### 练习 A
请重写条目中的几行：从含有"reference-link[interactable]: [6] (744, 586, 761, 604)"的那一行起，到含有"reference-link[interactable]: [17] (721, 466, 745, 484)"的那一行止，首尾两行都包括在内。把其中的"symbol-text"全部换成"chem-symbol"，其余内容不动，只写出这几行。

### 短文
········

命令响应回调函数sentinelReceiveIsMasterDownReply

sentinel节点在确定master客观下线后会向监听master的所有sentinel节点发送命令，而sentinelReceiveIsMasterDownReply方法负责处理响应结果。

忽略错误和不期望的回复;
记录最新一次回复时间(last_master_down_reply_time)为当前时间;
如果返回的第一个参数是1则标记master节点为下线状态 ri->flags |= SRI_MASTER_DOWN；不然标记为未下线状态 ri->flags &= ~SRI_MASTER_DOWN;
返回的第二个参数与*比较大小，如果大于则代表这是个回复投票;
1. 释放这个sentinel节点的leader属性（ri->leader）;
2. 将这个sentinel节点的leader属性（ri->leader）设置为回复的值（响应的第二个参数）;
3. 将这个sentinel节点的leader_epoch属性设置为回复的值（响应的个参第三个参数）。

void sentinelReceiveIsMasterDownReply(redisAsyncContext *c, void *reply, void *privdata) {
    sentinelRedisInstance *ri = privdata;
    instanceLink *link = c->data;
    redisReply *r;

    if (!reply || !link) return;
    link->pending_commands--;
    r = reply;

    /* Ignore every error or unexpected reply.
     * Note that if the command returns an error for any reason we'll
     * end clearing the SRI_MASTER_DOWN flag for timeout anyway. */
    if (r->type == REDIS_REPLY_ARRAY && r->elements == 3 &&
        r->element[0]->type == REDIS_REPLY_INTEGER &&
        r->element[1]->type == REDIS_REPLY_STRING &&
        r->element[2]->type == REDIS_REPLY_INTEGER)

········

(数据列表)
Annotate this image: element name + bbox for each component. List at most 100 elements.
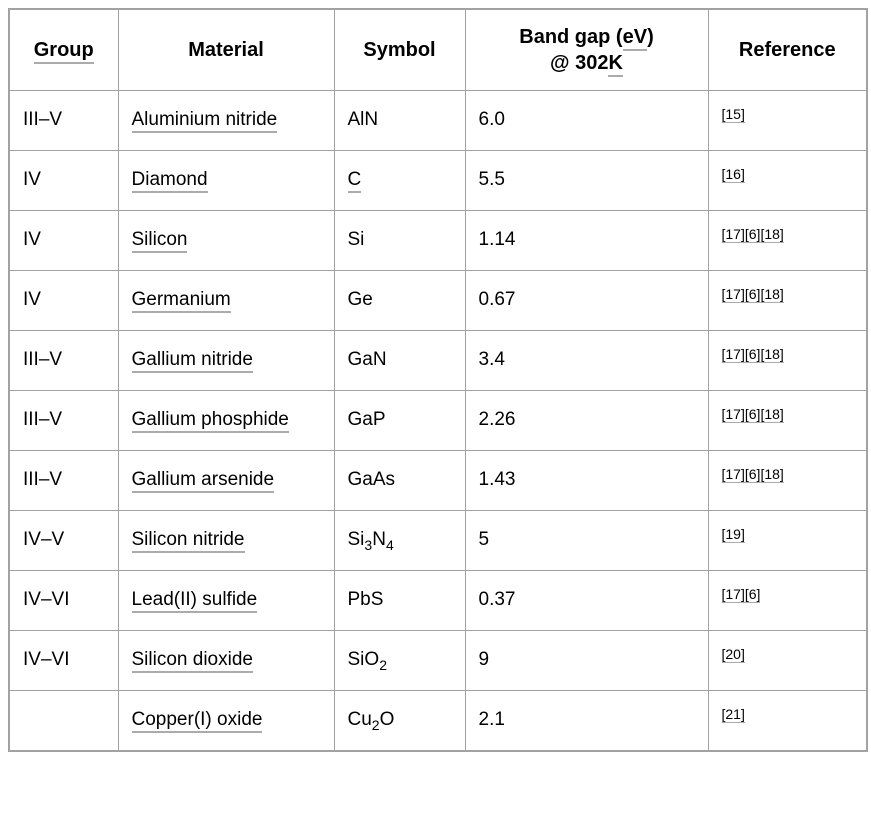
reference-link[interactable]: [6] (744, 586, 761, 604)
symbol-text: Cu2O (347, 709, 395, 734)
symbol-text: Ge (347, 289, 373, 311)
reference-link[interactable]: [18] (760, 286, 784, 304)
reference-sup: [18] (760, 286, 784, 304)
material-link[interactable]: Silicon (131, 229, 188, 254)
symbol-text: SiO2 (347, 649, 387, 674)
reference-link[interactable]: [17] (721, 466, 745, 484)
cell-reference: [17][6] (707, 570, 868, 632)
reference-link[interactable]: [15] (721, 106, 745, 123)
reference-link[interactable]: [16] (721, 166, 745, 184)
reference-sup: [6] (744, 226, 761, 244)
reference-link[interactable]: [21] (721, 706, 745, 724)
reference-sup: [17] (721, 406, 745, 424)
cell-group: III–V (8, 89, 119, 152)
reference-link[interactable]: [17] (721, 406, 745, 424)
cell-group: IV (8, 150, 119, 212)
col-header-material: Material (117, 8, 335, 91)
table-row: Copper(I) oxide Cu2O 2.1 [21] (8, 690, 868, 752)
reference-link[interactable]: [18] (760, 406, 784, 424)
cell-bandgap: 3.4 (464, 330, 709, 392)
reference-link[interactable]: [6] (744, 286, 761, 304)
table-row: IV Silicon Si 1.14 [17][6][18] (8, 210, 868, 272)
material-link[interactable]: Copper(I) oxide (131, 709, 263, 734)
reference-header-label: Reference (738, 39, 836, 61)
material-link[interactable]: Gallium nitride (131, 349, 253, 374)
cell-symbol: Si3N4 (333, 510, 466, 572)
material-link[interactable]: Diamond (131, 169, 208, 194)
reference-link[interactable]: [6] (744, 466, 761, 484)
table-row: III–V Aluminium nitride AlN 6.0 [15] (8, 89, 868, 152)
reference-link[interactable]: [17] (721, 346, 745, 364)
cell-bandgap: 1.43 (464, 450, 709, 512)
reference-sup: [6] (744, 406, 761, 424)
group-header-link[interactable]: Group (33, 39, 94, 64)
cell-material: Silicon (117, 210, 335, 272)
symbol-text: Si (347, 229, 365, 251)
reference-link[interactable]: [6] (744, 406, 761, 424)
reference-sup: [6] (744, 346, 761, 364)
cell-reference: [19] (707, 510, 868, 572)
reference-link[interactable]: [17] (721, 226, 745, 244)
cell-bandgap: 5.5 (464, 150, 709, 212)
material-link[interactable]: Gallium phosphide (131, 409, 289, 434)
cell-bandgap: 0.37 (464, 570, 709, 632)
cell-reference: [16] (707, 150, 868, 212)
reference-sup: [18] (760, 346, 784, 364)
cell-reference: [17][6][18] (707, 450, 868, 512)
cell-reference: [17][6][18] (707, 390, 868, 452)
material-link[interactable]: Aluminium nitride (131, 109, 278, 134)
reference-link[interactable]: [6] (744, 226, 761, 244)
cell-material: Aluminium nitride (117, 89, 335, 152)
reference-sup: [17] (721, 586, 745, 604)
symbol-text: Si3N4 (347, 529, 394, 554)
table-row: III–V Gallium arsenide GaAs 1.43 [17][6][18] (8, 450, 868, 512)
table-row: IV–VI Lead(II) sulfide PbS 0.37 [17][6] (8, 570, 868, 632)
material-link[interactable]: Lead(II) sulfide (131, 589, 258, 614)
reference-link[interactable]: [19] (721, 526, 745, 544)
symbol-text: PbS (347, 589, 384, 611)
cell-symbol: AlN (333, 89, 466, 152)
material-link[interactable]: Germanium (131, 289, 231, 314)
formula-subscript: 3 (364, 537, 373, 554)
col-header-symbol: Symbol (333, 8, 466, 91)
reference-sup: [18] (760, 466, 784, 484)
cell-bandgap: 2.1 (464, 690, 709, 752)
cell-group: IV–VI (8, 630, 119, 692)
ev-link[interactable]: eV (622, 26, 648, 51)
reference-link[interactable]: [17] (721, 586, 745, 604)
symbol-text: GaAs (347, 469, 396, 491)
cell-reference: [17][6][18] (707, 210, 868, 272)
cell-symbol: PbS (333, 570, 466, 632)
reference-link[interactable]: [6] (744, 346, 761, 364)
reference-sup: [6] (744, 286, 761, 304)
cell-material: Gallium arsenide (117, 450, 335, 512)
reference-link[interactable]: [20] (721, 646, 745, 664)
cell-symbol: Ge (333, 270, 466, 332)
table-row: IV–VI Silicon dioxide SiO2 9 [20] (8, 630, 868, 692)
reference-link[interactable]: [18] (760, 346, 784, 364)
reference-sup: [17] (721, 466, 745, 484)
symbol-link[interactable]: C (347, 169, 362, 194)
cell-bandgap: 9 (464, 630, 709, 692)
material-link[interactable]: Silicon dioxide (131, 649, 253, 674)
kelvin-link[interactable]: K (608, 52, 623, 77)
reference-link[interactable]: [18] (760, 226, 784, 244)
cell-group: III–V (8, 450, 119, 512)
symbol-text: GaP (347, 409, 386, 431)
material-link[interactable]: Gallium arsenide (131, 469, 275, 494)
cell-material: Germanium (117, 270, 335, 332)
cell-symbol: Si (333, 210, 466, 272)
cell-group: IV–VI (8, 570, 119, 632)
cell-bandgap: 0.67 (464, 270, 709, 332)
col-header-bandgap: Band gap (eV) @ 302K (464, 8, 709, 91)
cell-reference: [17][6][18] (707, 270, 868, 332)
material-link[interactable]: Silicon nitride (131, 529, 245, 554)
cell-material: Silicon nitride (117, 510, 335, 572)
reference-sup: [6] (744, 586, 761, 604)
cell-symbol: SiO2 (333, 630, 466, 692)
reference-link[interactable]: [17] (721, 286, 745, 304)
reference-sup: [18] (760, 226, 784, 244)
cell-group: IV (8, 210, 119, 272)
reference-link[interactable]: [18] (760, 466, 784, 484)
cell-bandgap: 6.0 (464, 89, 709, 152)
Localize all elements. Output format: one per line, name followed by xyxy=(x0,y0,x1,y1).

········

### 练习 B
按短文的说法，如果返回的第一个参数是1，master节点会被标记成什么状态？

### 正确答案 A
reference-link[interactable]: [6] (744, 586, 761, 604)
chem-symbol: Cu2O (347, 709, 395, 734)
chem-symbol: Ge (347, 289, 373, 311)
reference-link[interactable]: [18] (760, 286, 784, 304)
reference-sup: [18] (760, 286, 784, 304)
material-link[interactable]: Silicon (131, 229, 188, 254)
chem-symbol: SiO2 (347, 649, 387, 674)
reference-link[interactable]: [17] (721, 466, 745, 484)

### 正确答案 B
会被标记为下线状态（ri->flags |= SRI_MASTER_DOWN）。